** Stated exercise **
Could you copy out each item below character for character, leaving out the pictures?

═════ Supplied records ═════

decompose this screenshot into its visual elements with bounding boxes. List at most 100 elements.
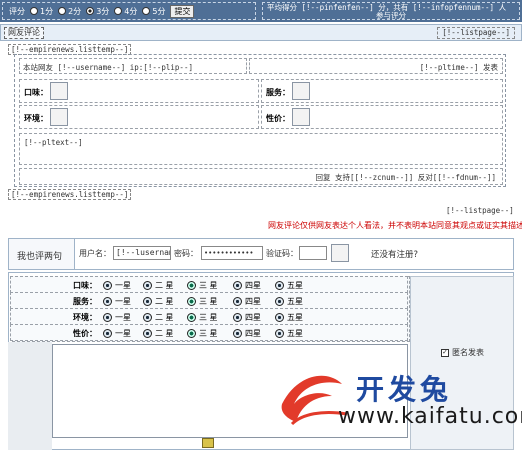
listpage-bottom: [!--listpage--] — [446, 206, 514, 215]
rating-row-label: 服务： — [73, 297, 97, 306]
captcha-image-icon[interactable] — [331, 244, 349, 262]
star-option-2[interactable]: 二 星 — [143, 328, 174, 339]
rating-service-label: 服务： — [266, 88, 290, 97]
comments-header: 网友评论 [!--listpage--] — [0, 24, 522, 41]
star-option-1[interactable]: 一星 — [103, 280, 131, 291]
username-input[interactable]: [!--lusername--] — [113, 246, 171, 260]
radio-icon[interactable] — [30, 7, 38, 15]
radio-selected-icon — [187, 329, 196, 338]
rate-option-5[interactable]: 5分 — [142, 6, 165, 17]
rating-value-label: 性价： — [266, 114, 290, 123]
radio-icon — [233, 297, 242, 306]
radio-icon — [233, 313, 242, 322]
left-strip — [8, 342, 52, 450]
average-score-line2: 参与评分 — [376, 11, 406, 20]
form-title: 我也评两句 — [17, 252, 63, 262]
rating-value-cell: 性价： — [261, 105, 503, 129]
star-option-3[interactable]: 三 星 — [187, 328, 218, 339]
star-option-3[interactable]: 三 星 — [187, 312, 218, 323]
radio-icon[interactable] — [142, 7, 151, 15]
submit-rating-button[interactable]: 提交 — [170, 4, 195, 18]
rating-row-label: 环境： — [73, 313, 97, 322]
star-option-5[interactable]: 五星 — [275, 312, 303, 323]
watermark: 开发兔 www.kaifatu.com — [272, 364, 522, 434]
star-option-5[interactable]: 五星 — [275, 280, 303, 291]
radio-icon — [103, 297, 112, 306]
star-option-3[interactable]: 三 星 — [187, 280, 218, 291]
comment-actions[interactable]: 回复 支持[[!--zcnum--]] 反对[[!--fdnum--]] — [316, 172, 496, 183]
comment-text-cell: [!--pltext--] — [19, 133, 503, 165]
comment-form: 我也评两句 用户名： [!--lusername--] 密码： ••••••••… — [8, 238, 514, 270]
radio-icon — [233, 281, 242, 290]
comment-user: 本站网友 [!--username--] ip:[!--plip--] — [23, 63, 193, 72]
average-score: 平均得分 [!--pinfenfen--] 分，共有 [!--infopfenn… — [262, 2, 520, 20]
username-label: 用户名： — [79, 249, 111, 258]
rating-environment-cell: 环境： — [19, 105, 259, 129]
rate-option-1[interactable]: 1分 — [30, 6, 53, 17]
radio-icon[interactable] — [114, 7, 123, 15]
radio-selected-icon — [187, 313, 196, 322]
radio-selected-icon — [187, 281, 196, 290]
radio-icon — [275, 313, 284, 322]
star-option-1[interactable]: 一星 — [103, 296, 131, 307]
rating-image-icon — [50, 82, 68, 100]
radio-selected-icon — [187, 297, 196, 306]
rate-label: 评分 — [9, 6, 25, 16]
checkbox-icon[interactable]: ✓ — [441, 348, 449, 357]
register-link[interactable]: 还没有注册? — [371, 248, 418, 260]
star-option-4[interactable]: 四星 — [233, 312, 261, 323]
star-option-1[interactable]: 一星 — [103, 312, 131, 323]
star-option-5[interactable]: 五星 — [275, 296, 303, 307]
radio-icon — [275, 329, 284, 338]
comment-text: [!--pltext--] — [24, 138, 83, 147]
star-option-4[interactable]: 四星 — [233, 280, 261, 291]
captcha-label: 验证码： — [266, 249, 298, 258]
rating-image-icon — [292, 82, 310, 100]
anonymous-option[interactable]: ✓ 匿名发表 — [441, 347, 484, 358]
star-option-2[interactable]: 二 星 — [143, 296, 174, 307]
comment-time-cell: [!--pltime--] 发表 — [249, 58, 503, 74]
comments-title: 网友评论 — [4, 27, 44, 39]
radio-icon — [275, 281, 284, 290]
star-option-4[interactable]: 四星 — [233, 296, 261, 307]
rating-service-cell: 服务： — [261, 79, 503, 103]
radio-icon — [103, 329, 112, 338]
star-option-2[interactable]: 二 星 — [143, 280, 174, 291]
radio-icon — [103, 281, 112, 290]
comment-user-cell: 本站网友 [!--username--] ip:[!--plip--] — [19, 58, 247, 74]
rating-taste-cell: 口味： — [19, 79, 259, 103]
comment-time: [!--pltime--] 发表 — [419, 63, 498, 72]
rating-row-service: 服务： 一星 二 星 三 星 四星 五星 — [10, 292, 408, 309]
radio-icon — [103, 313, 112, 322]
rate-option-2[interactable]: 2分 — [58, 6, 81, 17]
rating-row-label: 口味： — [73, 281, 97, 290]
listpage-tag: [!--listpage--] — [437, 27, 515, 39]
rating-row-environment: 环境： 一星 二 星 三 星 四星 五星 — [10, 308, 408, 325]
listtemp-end-tag: [!--empirenews.listtemp--] — [8, 189, 132, 200]
rating-options: 评分 1分 2分 3分 4分 5分 提交 — [2, 2, 256, 20]
rating-row-label: 性价： — [73, 329, 97, 338]
rating-image-icon — [292, 108, 310, 126]
star-option-2[interactable]: 二 星 — [143, 312, 174, 323]
comment-template: 本站网友 [!--username--] ip:[!--plip--] [!--… — [14, 54, 506, 187]
captcha-input[interactable] — [299, 246, 327, 260]
star-option-3[interactable]: 三 星 — [187, 296, 218, 307]
rate-option-3[interactable]: 3分 — [86, 6, 109, 17]
star-option-5[interactable]: 五星 — [275, 328, 303, 339]
rating-row-value: 性价： 一星 二 星 三 星 四星 五星 — [10, 324, 408, 341]
submit-comment-icon[interactable] — [202, 438, 214, 448]
watermark-url: www.kaifatu.com — [338, 404, 522, 429]
rating-taste-label: 口味： — [24, 88, 48, 97]
form-side-header: 我也评两句 — [9, 239, 75, 269]
password-input[interactable]: •••••••••••• — [201, 246, 263, 260]
radio-icon — [233, 329, 242, 338]
rating-environment-label: 环境： — [24, 114, 48, 123]
rate-option-4[interactable]: 4分 — [114, 6, 137, 17]
radio-icon[interactable] — [58, 7, 67, 15]
radio-icon — [143, 297, 152, 306]
radio-selected-icon[interactable] — [86, 7, 95, 15]
star-option-4[interactable]: 四星 — [233, 328, 261, 339]
anonymous-label: 匿名发表 — [452, 348, 484, 357]
star-option-1[interactable]: 一星 — [103, 328, 131, 339]
disclaimer-notice: 网友评论仅供网友表达个人看法，并不表明本站同意其观点或证实其描述 — [268, 221, 522, 230]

═════

** Right answer **
decompose this screenshot into its visual elements with bounding boxes. List at most 100 elements.
listpage-bottom: [!--listpage--] — [446, 206, 514, 215]
rating-row-label: 服务： — [73, 297, 97, 306]
captcha-image-icon[interactable] — [331, 244, 349, 262]
star-option-2[interactable]: 二 星 — [143, 328, 174, 339]
rating-service-label: 服务： — [266, 88, 290, 97]
comments-header: 网友评论 [!--listpage--] — [0, 24, 522, 41]
star-option-1[interactable]: 一星 — [103, 280, 131, 291]
username-input[interactable]: [!--lusername--] — [113, 246, 171, 260]
radio-icon[interactable] — [30, 7, 38, 15]
radio-selected-icon — [187, 329, 196, 338]
rate-option-5[interactable]: 5分 — [142, 6, 165, 17]
rating-value-label: 性价： — [266, 114, 290, 123]
radio-icon — [233, 297, 242, 306]
radio-icon — [233, 313, 242, 322]
left-strip — [8, 342, 52, 450]
average-score-line2: 参与评分 — [376, 11, 406, 20]
form-title: 我也评两句 — [17, 252, 63, 262]
rating-value-cell: 性价： — [261, 105, 503, 129]
star-option-3[interactable]: 三 星 — [187, 328, 218, 339]
star-option-3[interactable]: 三 星 — [187, 312, 218, 323]
radio-icon[interactable] — [142, 7, 151, 15]
submit-rating-button[interactable]: 提交 — [170, 4, 195, 18]
rating-row-label: 环境： — [73, 313, 97, 322]
star-option-5[interactable]: 五星 — [275, 312, 303, 323]
watermark: 开发兔 www.kaifatu.com — [272, 364, 522, 434]
star-option-5[interactable]: 五星 — [275, 280, 303, 291]
radio-icon — [103, 297, 112, 306]
star-option-3[interactable]: 三 星 — [187, 280, 218, 291]
comment-actions[interactable]: 回复 支持[[!--zcnum--]] 反对[[!--fdnum--]] — [316, 172, 496, 183]
comment-text-cell: [!--pltext--] — [19, 133, 503, 165]
comment-form: 我也评两句 用户名： [!--lusername--] 密码： ••••••••… — [8, 238, 514, 270]
radio-icon — [233, 281, 242, 290]
comment-user: 本站网友 [!--username--] ip:[!--plip--] — [23, 63, 193, 72]
average-score: 平均得分 [!--pinfenfen--] 分，共有 [!--infopfenn… — [262, 2, 520, 20]
username-label: 用户名： — [79, 249, 111, 258]
rating-environment-cell: 环境： — [19, 105, 259, 129]
rate-option-1[interactable]: 1分 — [30, 6, 53, 17]
radio-icon[interactable] — [114, 7, 123, 15]
radio-selected-icon — [187, 313, 196, 322]
radio-selected-icon — [187, 281, 196, 290]
radio-icon — [275, 313, 284, 322]
star-option-1[interactable]: 一星 — [103, 296, 131, 307]
rating-image-icon — [50, 82, 68, 100]
radio-selected-icon — [187, 297, 196, 306]
rate-label: 评分 — [9, 6, 25, 16]
checkbox-icon[interactable]: ✓ — [441, 348, 449, 357]
register-link[interactable]: 还没有注册? — [371, 248, 418, 260]
star-option-4[interactable]: 四星 — [233, 312, 261, 323]
star-option-1[interactable]: 一星 — [103, 312, 131, 323]
star-option-5[interactable]: 五星 — [275, 296, 303, 307]
radio-icon — [275, 329, 284, 338]
comment-text: [!--pltext--] — [24, 138, 83, 147]
star-option-4[interactable]: 四星 — [233, 280, 261, 291]
captcha-label: 验证码： — [266, 249, 298, 258]
rating-image-icon — [292, 82, 310, 100]
anonymous-option[interactable]: ✓ 匿名发表 — [441, 347, 484, 358]
star-option-2[interactable]: 二 星 — [143, 296, 174, 307]
comment-time-cell: [!--pltime--] 发表 — [249, 58, 503, 74]
comments-title: 网友评论 — [4, 27, 44, 39]
radio-icon — [275, 281, 284, 290]
star-option-4[interactable]: 四星 — [233, 296, 261, 307]
rating-service-cell: 服务： — [261, 79, 503, 103]
radio-icon — [103, 329, 112, 338]
star-option-2[interactable]: 二 星 — [143, 280, 174, 291]
radio-icon — [103, 281, 112, 290]
comment-user-cell: 本站网友 [!--username--] ip:[!--plip--] — [19, 58, 247, 74]
rating-taste-cell: 口味： — [19, 79, 259, 103]
comment-time: [!--pltime--] 发表 — [419, 63, 498, 72]
rating-row-service: 服务： 一星 二 星 三 星 四星 五星 — [10, 292, 408, 309]
radio-icon — [103, 313, 112, 322]
rate-option-2[interactable]: 2分 — [58, 6, 81, 17]
rating-row-label: 口味： — [73, 281, 97, 290]
listpage-tag: [!--listpage--] — [437, 27, 515, 39]
rating-row-environment: 环境： 一星 二 星 三 星 四星 五星 — [10, 308, 408, 325]
listtemp-end-tag: [!--empirenews.listtemp--] — [8, 189, 132, 200]
rating-options: 评分 1分 2分 3分 4分 5分 提交 — [2, 2, 256, 20]
rating-row-label: 性价： — [73, 329, 97, 338]
rating-image-icon — [292, 108, 310, 126]
star-option-2[interactable]: 二 星 — [143, 312, 174, 323]
comment-template: 本站网友 [!--username--] ip:[!--plip--] [!--… — [14, 54, 506, 187]
captcha-input[interactable] — [299, 246, 327, 260]
star-option-3[interactable]: 三 星 — [187, 296, 218, 307]
rate-option-3[interactable]: 3分 — [86, 6, 109, 17]
star-option-5[interactable]: 五星 — [275, 328, 303, 339]
rating-row-value: 性价： 一星 二 星 三 星 四星 五星 — [10, 324, 408, 341]
submit-comment-icon[interactable] — [202, 438, 214, 448]
watermark-url: www.kaifatu.com — [338, 404, 522, 429]
rating-taste-label: 口味： — [24, 88, 48, 97]
form-side-header: 我也评两句 — [9, 239, 75, 269]
password-input[interactable]: •••••••••••• — [201, 246, 263, 260]
radio-icon — [233, 329, 242, 338]
rating-environment-label: 环境： — [24, 114, 48, 123]
rate-option-4[interactable]: 4分 — [114, 6, 137, 17]
radio-icon[interactable] — [58, 7, 67, 15]
radio-icon — [143, 297, 152, 306]
radio-selected-icon[interactable] — [86, 7, 95, 15]
star-option-4[interactable]: 四星 — [233, 328, 261, 339]
anonymous-label: 匿名发表 — [452, 348, 484, 357]
star-option-1[interactable]: 一星 — [103, 328, 131, 339]
disclaimer-notice: 网友评论仅供网友表达个人看法，并不表明本站同意其观点或证实其描述 — [268, 221, 522, 230]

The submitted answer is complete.